**Goal**
Render the lines of the listing below, starting at the line containing "table: materials: (SUS304相当)" and ending at the line containing "table: part numbers and prices: KCL06 bbox=[30, 1056, 86, 1076]", as a JSON list of strings with one string per line. Leave out any blank lines.

**Provided records**
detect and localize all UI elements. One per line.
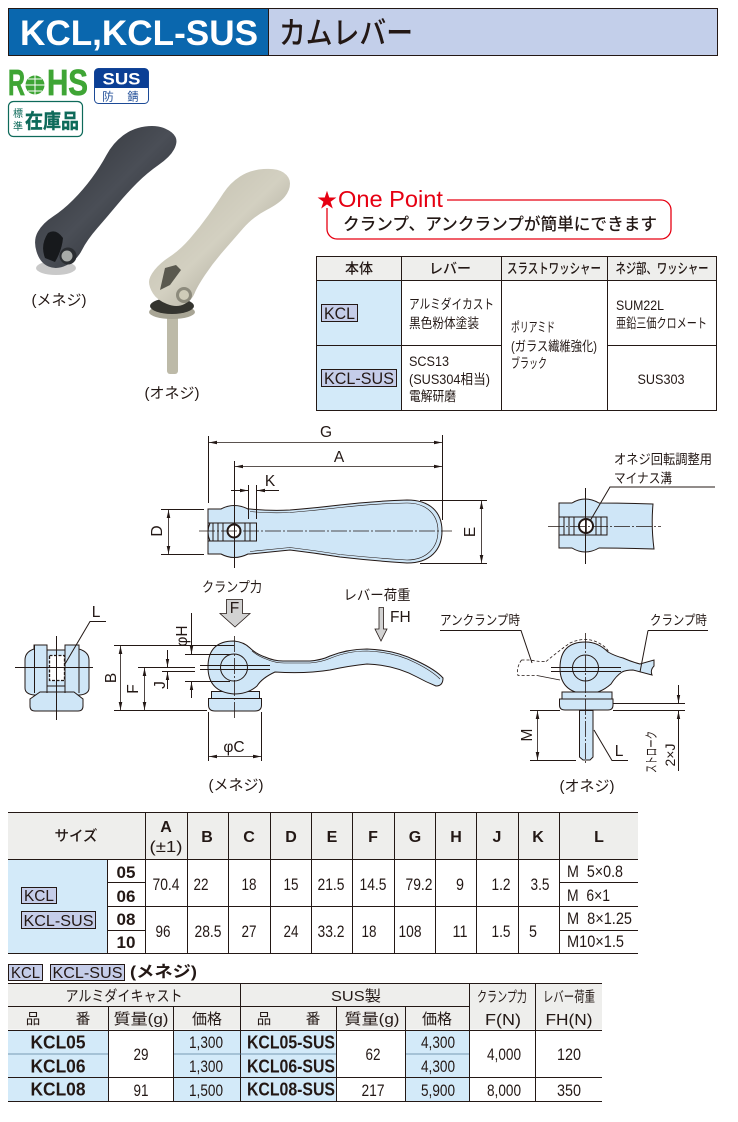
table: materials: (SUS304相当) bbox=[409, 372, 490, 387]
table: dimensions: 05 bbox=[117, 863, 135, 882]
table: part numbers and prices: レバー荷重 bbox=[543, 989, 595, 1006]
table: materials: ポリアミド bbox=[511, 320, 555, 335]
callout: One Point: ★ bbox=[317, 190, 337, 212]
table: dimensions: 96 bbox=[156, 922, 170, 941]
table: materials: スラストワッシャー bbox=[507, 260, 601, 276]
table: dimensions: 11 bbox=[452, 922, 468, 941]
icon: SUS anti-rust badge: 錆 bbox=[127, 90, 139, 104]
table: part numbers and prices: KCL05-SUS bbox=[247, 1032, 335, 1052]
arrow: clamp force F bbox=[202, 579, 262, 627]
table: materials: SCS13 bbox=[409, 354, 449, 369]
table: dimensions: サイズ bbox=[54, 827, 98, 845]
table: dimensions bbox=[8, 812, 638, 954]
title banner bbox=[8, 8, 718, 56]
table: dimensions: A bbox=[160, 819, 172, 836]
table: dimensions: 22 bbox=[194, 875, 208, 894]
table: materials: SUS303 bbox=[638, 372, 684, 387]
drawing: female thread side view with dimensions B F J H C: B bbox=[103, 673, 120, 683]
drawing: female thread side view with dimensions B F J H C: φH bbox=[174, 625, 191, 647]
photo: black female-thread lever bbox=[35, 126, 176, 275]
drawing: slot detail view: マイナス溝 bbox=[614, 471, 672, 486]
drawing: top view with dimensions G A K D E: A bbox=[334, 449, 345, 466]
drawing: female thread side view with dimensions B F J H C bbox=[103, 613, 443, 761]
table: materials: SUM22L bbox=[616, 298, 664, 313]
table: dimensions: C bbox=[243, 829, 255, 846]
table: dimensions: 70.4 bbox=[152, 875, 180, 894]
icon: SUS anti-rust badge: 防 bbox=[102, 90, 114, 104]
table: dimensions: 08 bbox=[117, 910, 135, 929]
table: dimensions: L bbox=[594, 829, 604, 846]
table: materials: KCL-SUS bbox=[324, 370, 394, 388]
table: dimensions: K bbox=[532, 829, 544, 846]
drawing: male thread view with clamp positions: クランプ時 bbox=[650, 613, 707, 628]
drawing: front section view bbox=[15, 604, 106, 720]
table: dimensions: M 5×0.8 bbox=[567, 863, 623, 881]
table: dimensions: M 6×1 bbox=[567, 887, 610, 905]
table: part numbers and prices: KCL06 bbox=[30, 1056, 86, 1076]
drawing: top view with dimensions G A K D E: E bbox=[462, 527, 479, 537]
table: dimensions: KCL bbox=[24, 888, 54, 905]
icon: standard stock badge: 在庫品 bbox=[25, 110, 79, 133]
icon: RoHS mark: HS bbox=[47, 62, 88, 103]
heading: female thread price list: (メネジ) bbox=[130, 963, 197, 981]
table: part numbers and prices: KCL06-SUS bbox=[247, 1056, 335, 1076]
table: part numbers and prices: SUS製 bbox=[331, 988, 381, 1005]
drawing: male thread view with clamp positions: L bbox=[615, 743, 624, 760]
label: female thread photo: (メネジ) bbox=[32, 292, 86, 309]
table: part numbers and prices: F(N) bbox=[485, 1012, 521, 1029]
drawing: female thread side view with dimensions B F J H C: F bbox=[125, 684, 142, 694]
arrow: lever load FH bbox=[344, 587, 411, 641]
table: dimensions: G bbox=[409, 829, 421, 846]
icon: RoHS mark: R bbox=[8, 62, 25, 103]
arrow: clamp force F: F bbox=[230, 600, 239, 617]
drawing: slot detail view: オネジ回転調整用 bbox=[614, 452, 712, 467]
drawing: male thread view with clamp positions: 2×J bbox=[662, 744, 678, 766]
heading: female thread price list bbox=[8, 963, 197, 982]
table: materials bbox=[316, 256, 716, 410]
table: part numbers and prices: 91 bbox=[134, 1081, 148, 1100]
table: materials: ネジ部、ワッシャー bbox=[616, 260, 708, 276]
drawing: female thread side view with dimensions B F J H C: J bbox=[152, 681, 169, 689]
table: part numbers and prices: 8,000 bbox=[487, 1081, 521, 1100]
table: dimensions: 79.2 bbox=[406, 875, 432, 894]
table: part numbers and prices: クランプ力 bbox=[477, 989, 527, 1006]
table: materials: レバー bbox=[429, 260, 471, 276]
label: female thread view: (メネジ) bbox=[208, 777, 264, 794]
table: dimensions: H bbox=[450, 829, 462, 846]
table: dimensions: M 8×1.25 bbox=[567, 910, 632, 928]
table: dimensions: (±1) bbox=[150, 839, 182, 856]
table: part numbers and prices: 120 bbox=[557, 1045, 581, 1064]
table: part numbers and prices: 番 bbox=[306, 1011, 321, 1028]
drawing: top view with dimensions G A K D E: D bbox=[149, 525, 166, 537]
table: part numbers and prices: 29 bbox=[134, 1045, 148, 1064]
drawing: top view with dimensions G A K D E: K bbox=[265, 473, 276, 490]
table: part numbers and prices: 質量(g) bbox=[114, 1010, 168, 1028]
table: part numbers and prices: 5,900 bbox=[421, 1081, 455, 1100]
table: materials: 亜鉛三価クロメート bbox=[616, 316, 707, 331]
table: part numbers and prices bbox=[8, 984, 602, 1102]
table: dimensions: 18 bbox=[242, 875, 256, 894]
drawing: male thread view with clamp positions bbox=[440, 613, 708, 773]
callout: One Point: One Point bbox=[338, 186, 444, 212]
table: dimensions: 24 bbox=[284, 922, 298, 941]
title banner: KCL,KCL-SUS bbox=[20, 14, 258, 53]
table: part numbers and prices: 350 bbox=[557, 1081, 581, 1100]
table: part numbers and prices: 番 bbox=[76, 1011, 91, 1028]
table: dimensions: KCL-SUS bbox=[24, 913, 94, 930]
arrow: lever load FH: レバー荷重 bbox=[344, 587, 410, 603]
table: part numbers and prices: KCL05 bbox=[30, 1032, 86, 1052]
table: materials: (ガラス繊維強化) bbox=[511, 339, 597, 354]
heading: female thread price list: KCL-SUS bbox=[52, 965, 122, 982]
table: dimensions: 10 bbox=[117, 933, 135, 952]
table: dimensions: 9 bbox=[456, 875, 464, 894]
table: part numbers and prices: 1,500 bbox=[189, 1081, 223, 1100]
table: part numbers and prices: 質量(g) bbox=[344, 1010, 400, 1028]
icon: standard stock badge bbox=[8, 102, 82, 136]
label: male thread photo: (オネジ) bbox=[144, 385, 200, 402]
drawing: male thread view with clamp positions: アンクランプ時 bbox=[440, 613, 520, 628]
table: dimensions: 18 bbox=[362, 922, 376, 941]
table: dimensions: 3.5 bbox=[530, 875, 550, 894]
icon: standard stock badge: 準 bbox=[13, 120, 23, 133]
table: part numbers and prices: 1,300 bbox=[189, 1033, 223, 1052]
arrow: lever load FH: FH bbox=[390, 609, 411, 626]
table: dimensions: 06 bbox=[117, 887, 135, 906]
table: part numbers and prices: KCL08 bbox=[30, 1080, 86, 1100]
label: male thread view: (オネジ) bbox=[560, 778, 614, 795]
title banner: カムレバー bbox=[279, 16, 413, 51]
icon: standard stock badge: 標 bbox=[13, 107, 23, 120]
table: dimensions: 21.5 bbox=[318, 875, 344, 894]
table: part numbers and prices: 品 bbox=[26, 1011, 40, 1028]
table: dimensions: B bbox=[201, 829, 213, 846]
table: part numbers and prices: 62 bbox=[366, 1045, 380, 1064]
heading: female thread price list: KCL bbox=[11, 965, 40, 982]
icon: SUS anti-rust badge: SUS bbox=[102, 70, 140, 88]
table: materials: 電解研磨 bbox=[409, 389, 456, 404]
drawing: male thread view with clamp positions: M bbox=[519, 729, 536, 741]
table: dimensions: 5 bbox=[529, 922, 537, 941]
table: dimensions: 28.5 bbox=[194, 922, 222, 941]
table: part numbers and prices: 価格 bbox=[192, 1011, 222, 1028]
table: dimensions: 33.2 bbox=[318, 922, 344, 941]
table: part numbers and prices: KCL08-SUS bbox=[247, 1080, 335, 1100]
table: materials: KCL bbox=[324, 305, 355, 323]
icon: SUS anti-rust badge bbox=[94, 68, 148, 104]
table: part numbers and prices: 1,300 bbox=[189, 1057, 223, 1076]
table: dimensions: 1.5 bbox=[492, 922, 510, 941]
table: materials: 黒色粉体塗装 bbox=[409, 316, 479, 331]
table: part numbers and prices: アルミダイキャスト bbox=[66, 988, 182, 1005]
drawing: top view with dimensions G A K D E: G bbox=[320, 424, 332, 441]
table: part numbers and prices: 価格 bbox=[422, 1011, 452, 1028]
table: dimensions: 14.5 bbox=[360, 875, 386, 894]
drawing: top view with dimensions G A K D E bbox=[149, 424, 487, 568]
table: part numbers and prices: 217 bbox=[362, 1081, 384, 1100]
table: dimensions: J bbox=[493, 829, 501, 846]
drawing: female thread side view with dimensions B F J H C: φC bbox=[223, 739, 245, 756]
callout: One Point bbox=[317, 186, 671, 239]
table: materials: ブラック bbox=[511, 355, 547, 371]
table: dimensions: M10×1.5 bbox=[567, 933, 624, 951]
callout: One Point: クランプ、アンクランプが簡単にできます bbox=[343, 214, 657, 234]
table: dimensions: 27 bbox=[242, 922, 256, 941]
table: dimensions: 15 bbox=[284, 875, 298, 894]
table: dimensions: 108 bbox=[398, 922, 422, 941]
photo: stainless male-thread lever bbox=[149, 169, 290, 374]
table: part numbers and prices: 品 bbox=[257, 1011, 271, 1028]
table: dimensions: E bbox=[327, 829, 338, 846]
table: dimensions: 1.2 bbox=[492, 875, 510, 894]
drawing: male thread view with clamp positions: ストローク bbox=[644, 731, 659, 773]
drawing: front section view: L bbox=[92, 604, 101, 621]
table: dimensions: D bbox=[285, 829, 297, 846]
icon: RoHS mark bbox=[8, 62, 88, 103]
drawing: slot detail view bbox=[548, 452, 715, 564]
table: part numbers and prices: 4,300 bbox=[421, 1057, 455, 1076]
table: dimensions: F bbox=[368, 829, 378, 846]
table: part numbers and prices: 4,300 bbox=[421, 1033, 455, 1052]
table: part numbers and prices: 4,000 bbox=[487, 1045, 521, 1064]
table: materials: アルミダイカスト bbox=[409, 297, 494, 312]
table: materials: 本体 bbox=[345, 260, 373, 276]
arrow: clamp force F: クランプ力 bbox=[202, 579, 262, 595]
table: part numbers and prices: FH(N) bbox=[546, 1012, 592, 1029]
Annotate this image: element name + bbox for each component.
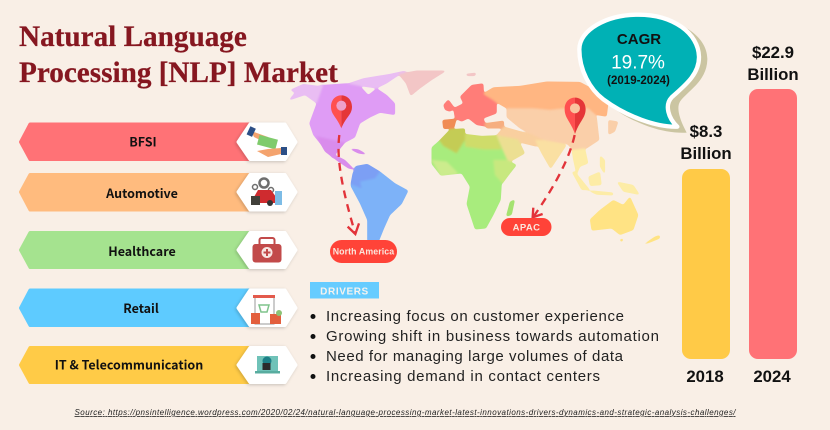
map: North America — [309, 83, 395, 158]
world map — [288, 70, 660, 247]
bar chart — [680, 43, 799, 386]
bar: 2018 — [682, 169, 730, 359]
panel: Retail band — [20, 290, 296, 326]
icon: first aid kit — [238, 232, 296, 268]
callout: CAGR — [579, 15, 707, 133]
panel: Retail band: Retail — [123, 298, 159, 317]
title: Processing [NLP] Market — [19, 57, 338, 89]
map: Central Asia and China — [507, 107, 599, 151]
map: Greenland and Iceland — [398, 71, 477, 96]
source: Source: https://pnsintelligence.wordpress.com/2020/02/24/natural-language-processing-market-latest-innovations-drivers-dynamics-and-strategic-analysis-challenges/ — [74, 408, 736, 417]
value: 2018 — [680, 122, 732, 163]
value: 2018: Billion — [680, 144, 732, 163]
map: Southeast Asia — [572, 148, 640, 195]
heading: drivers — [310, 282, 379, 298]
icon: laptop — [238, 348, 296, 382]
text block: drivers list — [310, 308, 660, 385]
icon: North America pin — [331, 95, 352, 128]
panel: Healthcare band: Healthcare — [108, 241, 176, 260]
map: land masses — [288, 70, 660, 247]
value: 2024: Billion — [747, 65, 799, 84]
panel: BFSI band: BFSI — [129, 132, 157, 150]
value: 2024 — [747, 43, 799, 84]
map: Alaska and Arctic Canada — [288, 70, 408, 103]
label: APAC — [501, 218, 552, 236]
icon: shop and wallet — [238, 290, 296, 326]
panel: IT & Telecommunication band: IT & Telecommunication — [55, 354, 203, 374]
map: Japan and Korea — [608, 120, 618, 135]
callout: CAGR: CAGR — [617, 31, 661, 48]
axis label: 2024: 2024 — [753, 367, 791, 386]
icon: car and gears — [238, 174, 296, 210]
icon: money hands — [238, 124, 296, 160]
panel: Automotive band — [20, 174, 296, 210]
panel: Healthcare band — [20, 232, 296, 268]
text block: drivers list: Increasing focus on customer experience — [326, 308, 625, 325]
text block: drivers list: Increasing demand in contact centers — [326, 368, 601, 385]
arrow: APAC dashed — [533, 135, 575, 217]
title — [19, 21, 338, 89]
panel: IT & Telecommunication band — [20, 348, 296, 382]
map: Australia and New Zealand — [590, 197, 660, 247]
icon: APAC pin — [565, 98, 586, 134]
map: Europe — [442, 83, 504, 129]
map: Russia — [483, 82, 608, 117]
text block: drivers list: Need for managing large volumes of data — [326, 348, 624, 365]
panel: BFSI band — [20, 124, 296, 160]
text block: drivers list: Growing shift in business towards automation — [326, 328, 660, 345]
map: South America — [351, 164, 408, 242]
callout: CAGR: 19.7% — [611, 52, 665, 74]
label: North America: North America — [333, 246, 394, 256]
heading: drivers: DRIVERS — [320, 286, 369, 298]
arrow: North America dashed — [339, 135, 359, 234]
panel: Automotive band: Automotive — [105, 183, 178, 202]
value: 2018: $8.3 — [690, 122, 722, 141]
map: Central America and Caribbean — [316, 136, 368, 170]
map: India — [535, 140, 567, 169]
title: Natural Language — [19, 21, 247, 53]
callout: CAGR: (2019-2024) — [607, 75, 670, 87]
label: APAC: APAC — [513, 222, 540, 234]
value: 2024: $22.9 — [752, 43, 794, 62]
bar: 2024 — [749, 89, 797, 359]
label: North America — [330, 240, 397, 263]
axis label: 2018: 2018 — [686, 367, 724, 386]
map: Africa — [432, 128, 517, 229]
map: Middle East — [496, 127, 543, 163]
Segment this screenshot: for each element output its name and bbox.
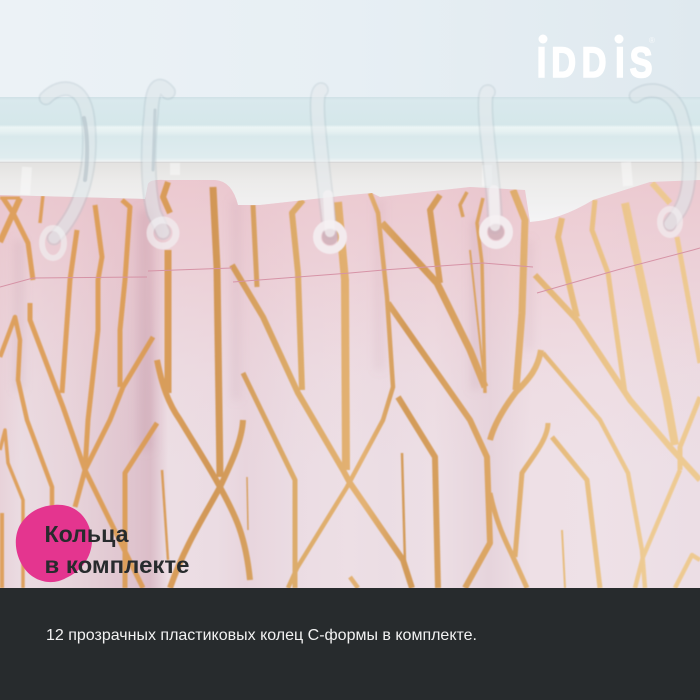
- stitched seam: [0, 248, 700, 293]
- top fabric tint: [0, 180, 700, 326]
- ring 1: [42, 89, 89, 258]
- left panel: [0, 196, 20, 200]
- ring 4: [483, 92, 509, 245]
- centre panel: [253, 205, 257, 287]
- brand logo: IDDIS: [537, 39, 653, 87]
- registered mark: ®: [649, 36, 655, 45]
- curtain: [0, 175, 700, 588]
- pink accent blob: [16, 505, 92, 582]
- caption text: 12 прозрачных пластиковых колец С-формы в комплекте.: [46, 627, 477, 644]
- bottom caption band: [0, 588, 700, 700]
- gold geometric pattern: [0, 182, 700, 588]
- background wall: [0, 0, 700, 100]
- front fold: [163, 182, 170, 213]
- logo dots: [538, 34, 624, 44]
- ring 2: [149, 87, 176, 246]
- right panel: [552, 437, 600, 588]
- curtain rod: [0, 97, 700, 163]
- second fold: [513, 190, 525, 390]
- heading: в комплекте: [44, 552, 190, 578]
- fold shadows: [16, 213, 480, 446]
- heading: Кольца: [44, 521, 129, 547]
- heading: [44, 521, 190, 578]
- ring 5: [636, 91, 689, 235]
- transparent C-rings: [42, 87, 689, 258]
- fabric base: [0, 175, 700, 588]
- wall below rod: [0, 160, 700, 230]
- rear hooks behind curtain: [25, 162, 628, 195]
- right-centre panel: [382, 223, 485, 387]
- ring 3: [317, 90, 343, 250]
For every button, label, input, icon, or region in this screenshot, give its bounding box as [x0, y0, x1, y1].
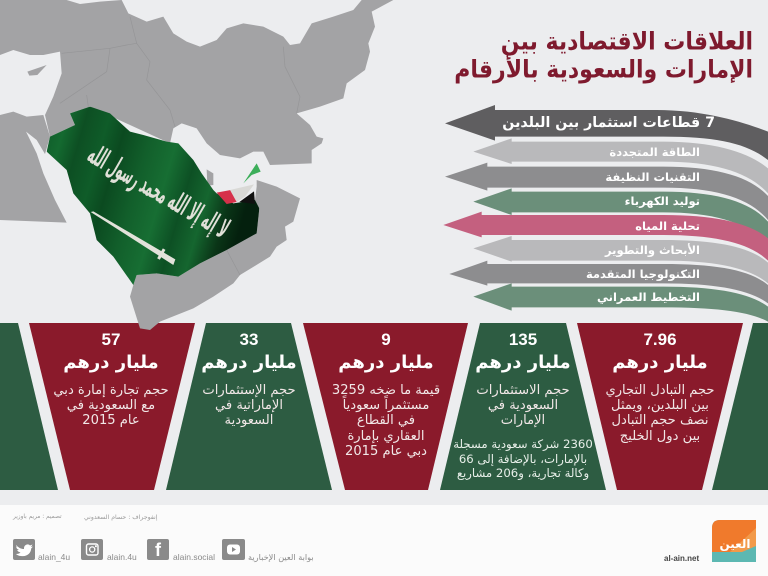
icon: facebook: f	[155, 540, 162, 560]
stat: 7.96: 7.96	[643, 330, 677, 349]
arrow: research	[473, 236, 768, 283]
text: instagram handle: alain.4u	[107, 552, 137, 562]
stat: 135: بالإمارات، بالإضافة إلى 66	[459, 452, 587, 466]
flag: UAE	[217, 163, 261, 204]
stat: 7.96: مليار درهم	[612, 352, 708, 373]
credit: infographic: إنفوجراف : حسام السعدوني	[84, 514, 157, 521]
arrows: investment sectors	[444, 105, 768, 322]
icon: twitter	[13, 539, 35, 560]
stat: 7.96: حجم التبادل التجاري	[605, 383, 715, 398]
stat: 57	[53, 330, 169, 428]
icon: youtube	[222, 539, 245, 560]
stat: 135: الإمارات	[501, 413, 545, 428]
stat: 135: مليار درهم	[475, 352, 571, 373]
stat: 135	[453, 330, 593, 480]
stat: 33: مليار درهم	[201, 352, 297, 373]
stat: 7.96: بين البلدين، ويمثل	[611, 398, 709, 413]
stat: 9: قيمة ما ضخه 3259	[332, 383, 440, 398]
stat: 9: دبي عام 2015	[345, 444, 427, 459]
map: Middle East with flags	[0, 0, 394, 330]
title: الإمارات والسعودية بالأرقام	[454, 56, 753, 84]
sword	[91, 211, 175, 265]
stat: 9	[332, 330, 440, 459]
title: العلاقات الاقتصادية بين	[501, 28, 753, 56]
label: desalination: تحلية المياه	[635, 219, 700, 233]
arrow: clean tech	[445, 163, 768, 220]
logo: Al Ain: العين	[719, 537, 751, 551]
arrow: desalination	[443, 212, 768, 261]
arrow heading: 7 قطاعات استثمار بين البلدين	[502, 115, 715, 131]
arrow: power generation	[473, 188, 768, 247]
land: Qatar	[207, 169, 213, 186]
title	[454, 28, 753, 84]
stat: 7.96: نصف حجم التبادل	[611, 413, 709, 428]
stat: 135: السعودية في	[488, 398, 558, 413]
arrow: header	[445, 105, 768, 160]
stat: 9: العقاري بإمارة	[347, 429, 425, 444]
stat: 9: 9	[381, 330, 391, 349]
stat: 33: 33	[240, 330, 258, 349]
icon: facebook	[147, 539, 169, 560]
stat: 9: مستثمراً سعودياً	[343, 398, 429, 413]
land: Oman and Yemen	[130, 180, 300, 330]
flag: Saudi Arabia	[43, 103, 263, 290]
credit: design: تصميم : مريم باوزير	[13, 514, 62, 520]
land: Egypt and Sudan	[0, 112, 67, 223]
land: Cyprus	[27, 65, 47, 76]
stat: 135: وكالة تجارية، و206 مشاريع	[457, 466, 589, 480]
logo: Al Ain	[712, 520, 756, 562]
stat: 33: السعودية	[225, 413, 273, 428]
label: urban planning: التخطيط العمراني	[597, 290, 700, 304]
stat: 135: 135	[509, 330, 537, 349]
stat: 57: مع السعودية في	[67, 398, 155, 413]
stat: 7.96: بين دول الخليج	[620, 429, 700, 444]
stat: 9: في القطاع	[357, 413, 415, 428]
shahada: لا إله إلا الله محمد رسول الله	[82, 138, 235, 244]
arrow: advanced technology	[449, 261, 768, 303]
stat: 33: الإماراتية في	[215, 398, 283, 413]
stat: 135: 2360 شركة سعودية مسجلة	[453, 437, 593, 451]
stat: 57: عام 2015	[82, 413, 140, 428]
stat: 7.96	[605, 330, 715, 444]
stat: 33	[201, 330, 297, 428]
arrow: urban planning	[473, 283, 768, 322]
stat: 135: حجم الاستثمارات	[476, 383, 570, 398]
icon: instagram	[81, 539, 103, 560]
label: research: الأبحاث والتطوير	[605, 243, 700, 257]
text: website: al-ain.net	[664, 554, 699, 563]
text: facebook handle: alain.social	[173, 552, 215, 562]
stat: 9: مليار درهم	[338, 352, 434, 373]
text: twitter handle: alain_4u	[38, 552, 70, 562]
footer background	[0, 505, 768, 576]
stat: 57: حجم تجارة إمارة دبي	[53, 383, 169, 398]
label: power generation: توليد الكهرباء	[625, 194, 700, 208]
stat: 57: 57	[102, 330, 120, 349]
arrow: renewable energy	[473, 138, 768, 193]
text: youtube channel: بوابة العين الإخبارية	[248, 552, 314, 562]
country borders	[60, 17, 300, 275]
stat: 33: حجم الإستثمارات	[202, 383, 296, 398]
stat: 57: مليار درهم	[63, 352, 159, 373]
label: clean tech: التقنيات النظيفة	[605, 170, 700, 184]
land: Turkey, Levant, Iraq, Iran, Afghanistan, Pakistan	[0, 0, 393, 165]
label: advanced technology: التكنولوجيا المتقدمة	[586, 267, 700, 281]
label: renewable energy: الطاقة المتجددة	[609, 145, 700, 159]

**Task output**
[
  "table: materials: (SUS304相当) bbox=[409, 372, 490, 387]",
  "table: dimensions: 05 bbox=[117, 863, 135, 882]",
  "table: part numbers and prices: レバー荷重 bbox=[543, 989, 595, 1006]",
  "table: materials: ポリアミド bbox=[511, 320, 555, 335]",
  "callout: One Point: ★ bbox=[317, 190, 337, 212]",
  "table: dimensions: 96 bbox=[156, 922, 170, 941]",
  "table: materials: スラストワッシャー bbox=[507, 260, 601, 276]",
  "table: dimensions: 11 bbox=[452, 922, 468, 941]",
  "icon: SUS anti-rust badge: 錆 bbox=[127, 90, 139, 104]",
  "table: part numbers and prices: KCL05-SUS bbox=[247, 1032, 335, 1052]",
  "arrow: clamp force F bbox=[202, 579, 262, 627]",
  "table: materials: SCS13 bbox=[409, 354, 449, 369]",
  "table: dimensions: サイズ bbox=[54, 827, 98, 845]",
  "table: dimensions bbox=[8, 812, 638, 954]",
  "title banner bbox=[8, 8, 718, 56]",
  "table: dimensions: A bbox=[160, 819, 172, 836]",
  "table: dimensions: 22 bbox=[194, 875, 208, 894]",
  "table: materials: SUS303 bbox=[638, 372, 684, 387]",
  "drawing: female thread side view with dimensions B F J H C: B bbox=[103, 673, 120, 683]",
  "drawing: female thread side view with dimensions B F J H C: φH bbox=[174, 625, 191, 647]",
  "photo: black female-thread lever bbox=[35, 126, 176, 275]",
  "drawing: slot detail view: マイナス溝 bbox=[614, 471, 672, 486]",
  "drawing: top view with dimensions G A K D E: A bbox=[334, 449, 345, 466]",
  "drawing: female thread side view with dimensions B F J H C bbox=[103, 613, 443, 761]",
  "table: materials: SUM22L bbox=[616, 298, 664, 313]",
  "table: dimensions: C bbox=[243, 829, 255, 846]",
  "table: dimensions: 70.4 bbox=[152, 875, 180, 894]",
  "icon: SUS anti-rust badge: 防 bbox=[102, 90, 114, 104]",
  "table: dimensions: 08 bbox=[117, 910, 135, 929]",
  "table: dimensions: L bbox=[594, 829, 604, 846]",
  "table: materials: KCL-SUS bbox=[324, 370, 394, 388]",
  "table: dimensions: K bbox=[532, 829, 544, 846]",
  "drawing: male thread view with clamp positions: クランプ時 bbox=[650, 613, 707, 628]",
  "drawing: front section view bbox=[15, 604, 106, 720]",
  "table: dimensions: M 5×0.8 bbox=[567, 863, 623, 881]",
  "table: dimensions: M 6×1 bbox=[567, 887, 610, 905]",
  "table: part numbers and prices: KCL06 bbox=[30, 1056, 86, 1076]"
]